Materials provided
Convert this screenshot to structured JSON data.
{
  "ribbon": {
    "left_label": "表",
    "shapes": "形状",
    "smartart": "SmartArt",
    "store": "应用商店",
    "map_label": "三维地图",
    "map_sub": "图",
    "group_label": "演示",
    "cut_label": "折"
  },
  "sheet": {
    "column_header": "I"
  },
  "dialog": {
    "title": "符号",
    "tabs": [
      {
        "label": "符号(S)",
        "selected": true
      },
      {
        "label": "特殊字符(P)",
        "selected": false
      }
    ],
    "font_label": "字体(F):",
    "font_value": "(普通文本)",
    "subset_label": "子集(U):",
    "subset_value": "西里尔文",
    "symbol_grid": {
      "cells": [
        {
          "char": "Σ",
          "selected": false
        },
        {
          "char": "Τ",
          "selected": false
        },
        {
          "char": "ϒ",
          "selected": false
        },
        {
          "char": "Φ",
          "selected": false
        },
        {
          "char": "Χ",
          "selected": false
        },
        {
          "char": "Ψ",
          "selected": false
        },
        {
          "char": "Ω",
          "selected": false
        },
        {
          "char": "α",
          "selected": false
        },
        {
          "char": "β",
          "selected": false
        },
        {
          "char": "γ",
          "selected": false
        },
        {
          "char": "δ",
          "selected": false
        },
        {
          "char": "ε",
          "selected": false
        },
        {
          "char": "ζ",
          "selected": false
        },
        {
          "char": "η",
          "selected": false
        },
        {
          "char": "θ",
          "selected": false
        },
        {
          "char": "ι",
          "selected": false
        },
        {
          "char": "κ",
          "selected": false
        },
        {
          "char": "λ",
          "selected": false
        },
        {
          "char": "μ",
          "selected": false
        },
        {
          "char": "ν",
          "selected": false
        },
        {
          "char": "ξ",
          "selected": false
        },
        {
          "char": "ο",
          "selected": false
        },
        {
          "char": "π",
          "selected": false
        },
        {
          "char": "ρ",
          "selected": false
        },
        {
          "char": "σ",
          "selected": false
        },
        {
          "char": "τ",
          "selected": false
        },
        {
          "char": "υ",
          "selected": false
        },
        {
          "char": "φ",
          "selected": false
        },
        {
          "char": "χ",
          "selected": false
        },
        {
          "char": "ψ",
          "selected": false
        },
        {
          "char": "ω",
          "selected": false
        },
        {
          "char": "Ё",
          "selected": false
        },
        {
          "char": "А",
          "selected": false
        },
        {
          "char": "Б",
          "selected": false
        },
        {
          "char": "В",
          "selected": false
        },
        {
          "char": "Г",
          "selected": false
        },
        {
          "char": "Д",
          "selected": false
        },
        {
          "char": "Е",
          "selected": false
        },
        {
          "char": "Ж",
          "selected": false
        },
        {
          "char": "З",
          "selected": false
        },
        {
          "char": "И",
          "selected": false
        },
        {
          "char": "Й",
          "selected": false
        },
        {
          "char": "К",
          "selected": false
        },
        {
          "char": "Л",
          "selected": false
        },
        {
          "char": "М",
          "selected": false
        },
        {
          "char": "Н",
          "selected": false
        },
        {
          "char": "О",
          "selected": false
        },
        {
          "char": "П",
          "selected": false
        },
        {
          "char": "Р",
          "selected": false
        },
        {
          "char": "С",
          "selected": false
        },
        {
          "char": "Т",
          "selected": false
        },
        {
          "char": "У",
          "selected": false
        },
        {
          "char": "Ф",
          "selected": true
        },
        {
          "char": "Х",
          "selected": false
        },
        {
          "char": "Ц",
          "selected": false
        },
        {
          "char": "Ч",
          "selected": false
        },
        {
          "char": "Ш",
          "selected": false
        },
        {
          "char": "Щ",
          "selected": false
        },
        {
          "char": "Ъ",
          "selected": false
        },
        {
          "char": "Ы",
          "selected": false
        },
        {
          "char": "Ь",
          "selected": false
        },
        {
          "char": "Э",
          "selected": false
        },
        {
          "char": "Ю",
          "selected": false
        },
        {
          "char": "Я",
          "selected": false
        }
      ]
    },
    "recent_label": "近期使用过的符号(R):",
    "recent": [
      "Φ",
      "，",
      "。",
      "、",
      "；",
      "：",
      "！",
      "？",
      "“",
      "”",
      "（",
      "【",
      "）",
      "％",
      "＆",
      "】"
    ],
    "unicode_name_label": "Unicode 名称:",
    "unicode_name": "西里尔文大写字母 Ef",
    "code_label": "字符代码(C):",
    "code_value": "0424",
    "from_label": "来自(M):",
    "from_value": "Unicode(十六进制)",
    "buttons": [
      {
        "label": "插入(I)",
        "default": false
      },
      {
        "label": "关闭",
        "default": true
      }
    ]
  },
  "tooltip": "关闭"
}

Task prompt
Repeat the material above in full, exactly as it stands.

Reply to the exercise
Convert this screenshot to structured JSON data.
{
  "ribbon": {
    "left_label": "表",
    "shapes": "形状",
    "smartart": "SmartArt",
    "store": "应用商店",
    "map_label": "三维地图",
    "map_sub": "图",
    "group_label": "演示",
    "cut_label": "折"
  },
  "sheet": {
    "column_header": "I"
  },
  "dialog": {
    "title": "符号",
    "tabs": [
      {
        "label": "符号(S)",
        "selected": true
      },
      {
        "label": "特殊字符(P)",
        "selected": false
      }
    ],
    "font_label": "字体(F):",
    "font_value": "(普通文本)",
    "subset_label": "子集(U):",
    "subset_value": "西里尔文",
    "symbol_grid": {
      "cells": [
        {
          "char": "Σ",
          "selected": false
        },
        {
          "char": "Τ",
          "selected": false
        },
        {
          "char": "ϒ",
          "selected": false
        },
        {
          "char": "Φ",
          "selected": false
        },
        {
          "char": "Χ",
          "selected": false
        },
        {
          "char": "Ψ",
          "selected": false
        },
        {
          "char": "Ω",
          "selected": false
        },
        {
          "char": "α",
          "selected": false
        },
        {
          "char": "β",
          "selected": false
        },
        {
          "char": "γ",
          "selected": false
        },
        {
          "char": "δ",
          "selected": false
        },
        {
          "char": "ε",
          "selected": false
        },
        {
          "char": "ζ",
          "selected": false
        },
        {
          "char": "η",
          "selected": false
        },
        {
          "char": "θ",
          "selected": false
        },
        {
          "char": "ι",
          "selected": false
        },
        {
          "char": "κ",
          "selected": false
        },
        {
          "char": "λ",
          "selected": false
        },
        {
          "char": "μ",
          "selected": false
        },
        {
          "char": "ν",
          "selected": false
        },
        {
          "char": "ξ",
          "selected": false
        },
        {
          "char": "ο",
          "selected": false
        },
        {
          "char": "π",
          "selected": false
        },
        {
          "char": "ρ",
          "selected": false
        },
        {
          "char": "σ",
          "selected": false
        },
        {
          "char": "τ",
          "selected": false
        },
        {
          "char": "υ",
          "selected": false
        },
        {
          "char": "φ",
          "selected": false
        },
        {
          "char": "χ",
          "selected": false
        },
        {
          "char": "ψ",
          "selected": false
        },
        {
          "char": "ω",
          "selected": false
        },
        {
          "char": "Ё",
          "selected": false
        },
        {
          "char": "А",
          "selected": false
        },
        {
          "char": "Б",
          "selected": false
        },
        {
          "char": "В",
          "selected": false
        },
        {
          "char": "Г",
          "selected": false
        },
        {
          "char": "Д",
          "selected": false
        },
        {
          "char": "Е",
          "selected": false
        },
        {
          "char": "Ж",
          "selected": false
        },
        {
          "char": "З",
          "selected": false
        },
        {
          "char": "И",
          "selected": false
        },
        {
          "char": "Й",
          "selected": false
        },
        {
          "char": "К",
          "selected": false
        },
        {
          "char": "Л",
          "selected": false
        },
        {
          "char": "М",
          "selected": false
        },
        {
          "char": "Н",
          "selected": false
        },
        {
          "char": "О",
          "selected": false
        },
        {
          "char": "П",
          "selected": false
        },
        {
          "char": "Р",
          "selected": false
        },
        {
          "char": "С",
          "selected": false
        },
        {
          "char": "Т",
          "selected": false
        },
        {
          "char": "У",
          "selected": false
        },
        {
          "char": "Ф",
          "selected": true
        },
        {
          "char": "Х",
          "selected": false
        },
        {
          "char": "Ц",
          "selected": false
        },
        {
          "char": "Ч",
          "selected": false
        },
        {
          "char": "Ш",
          "selected": false
        },
        {
          "char": "Щ",
          "selected": false
        },
        {
          "char": "Ъ",
          "selected": false
        },
        {
          "char": "Ы",
          "selected": false
        },
        {
          "char": "Ь",
          "selected": false
        },
        {
          "char": "Э",
          "selected": false
        },
        {
          "char": "Ю",
          "selected": false
        },
        {
          "char": "Я",
          "selected": false
        }
      ]
    },
    "recent_label": "近期使用过的符号(R):",
    "recent": [
      "Φ",
      "，",
      "。",
      "、",
      "；",
      "：",
      "！",
      "？",
      "“",
      "”",
      "（",
      "【",
      "）",
      "％",
      "＆",
      "】"
    ],
    "unicode_name_label": "Unicode 名称:",
    "unicode_name": "西里尔文大写字母 Ef",
    "code_label": "字符代码(C):",
    "code_value": "0424",
    "from_label": "来自(M):",
    "from_value": "Unicode(十六进制)",
    "buttons": [
      {
        "label": "插入(I)",
        "default": false
      },
      {
        "label": "关闭",
        "default": true
      }
    ]
  },
  "tooltip": "关闭"
}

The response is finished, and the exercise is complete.